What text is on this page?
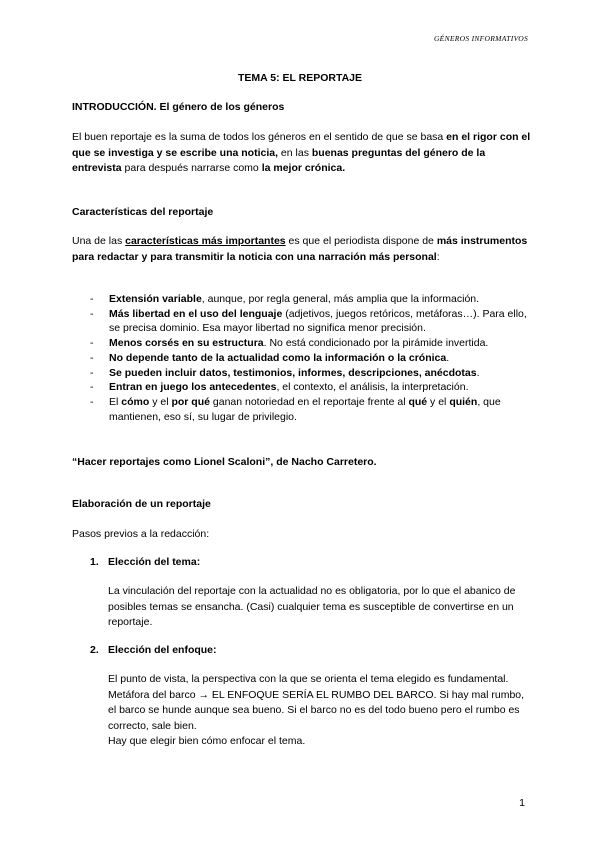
GÉNEROS INFORMATIVOS
TEMA 5: EL REPORTAJE
INTRODUCCIÓN. El género de los géneros
El buen reportaje es la suma de todos los géneros en el sentido de que se basa en el rigor con el que se investiga y se escribe una noticia, en las buenas preguntas del género de la entrevista para después narrarse como la mejor crónica.
Características del reportaje
Una de las características más importantes es que el periodista dispone de más instrumentos para redactar y para transmitir la noticia con una narración más personal:
- Extensión variable, aunque, por regla general, más amplia que la información.
- Más libertad en el uso del lenguaje (adjetivos, juegos retóricos, metáforas…). Para ello, se precisa dominio. Esa mayor libertad no significa menor precisión.
- Menos corsés en su estructura. No está condicionado por la pirámide invertida.
- No depende tanto de la actualidad como la información o la crónica.
- Se pueden incluir datos, testimonios, informes, descripciones, anécdotas.
- Entran en juego los antecedentes, el contexto, el análisis, la interpretación.
- El cómo y el por qué ganan notoriedad en el reportaje frente al qué y el quién, que mantienen, eso sí, su lugar de privilegio.
“Hacer reportajes como Lionel Scaloni”, de Nacho Carretero.
Elaboración de un reportaje
Pasos previos a la redacción:
1. Elección del tema:
La vinculación del reportaje con la actualidad no es obligatoria, por lo que el abanico de posibles temas se ensancha. (Casi) cualquier tema es susceptible de convertirse en un reportaje.
2. Elección del enfoque:
El punto de vista, la perspectiva con la que se orienta el tema elegido es fundamental. Metáfora del barco → EL ENFOQUE SERÍA EL RUMBO DEL BARCO. Si hay mal rumbo, el barco se hunde aunque sea bueno. Si el barco no es del todo bueno pero el rumbo es correcto, sale bien.
Hay que elegir bien cómo enfocar el tema.
1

◇ ◇ ◇ ◇

What the task asks = Write out each entry exactly as given, omitting any picture.

Result for this exercise =
What text is on this page?
GÉNEROS INFORMATIVOS
TEMA 5: EL REPORTAJE
INTRODUCCIÓN. El género de los géneros
El buen reportaje es la suma de todos los géneros en el sentido de que se basa en el rigor con el que se investiga y se escribe una noticia, en las buenas preguntas del género de la entrevista para después narrarse como la mejor crónica.
Características del reportaje
Una de las características más importantes es que el periodista dispone de más instrumentos para redactar y para transmitir la noticia con una narración más personal:
- Extensión variable, aunque, por regla general, más amplia que la información.
- Más libertad en el uso del lenguaje (adjetivos, juegos retóricos, metáforas…). Para ello, se precisa dominio. Esa mayor libertad no significa menor precisión.
- Menos corsés en su estructura. No está condicionado por la pirámide invertida.
- No depende tanto de la actualidad como la información o la crónica.
- Se pueden incluir datos, testimonios, informes, descripciones, anécdotas.
- Entran en juego los antecedentes, el contexto, el análisis, la interpretación.
- El cómo y el por qué ganan notoriedad en el reportaje frente al qué y el quién, que mantienen, eso sí, su lugar de privilegio.
“Hacer reportajes como Lionel Scaloni”, de Nacho Carretero.
Elaboración de un reportaje
Pasos previos a la redacción:
1. Elección del tema:
La vinculación del reportaje con la actualidad no es obligatoria, por lo que el abanico de posibles temas se ensancha. (Casi) cualquier tema es susceptible de convertirse en un reportaje.
2. Elección del enfoque:
El punto de vista, la perspectiva con la que se orienta el tema elegido es fundamental. Metáfora del barco → EL ENFOQUE SERÍA EL RUMBO DEL BARCO. Si hay mal rumbo, el barco se hunde aunque sea bueno. Si el barco no es del todo bueno pero el rumbo es correcto, sale bien.
Hay que elegir bien cómo enfocar el tema.
1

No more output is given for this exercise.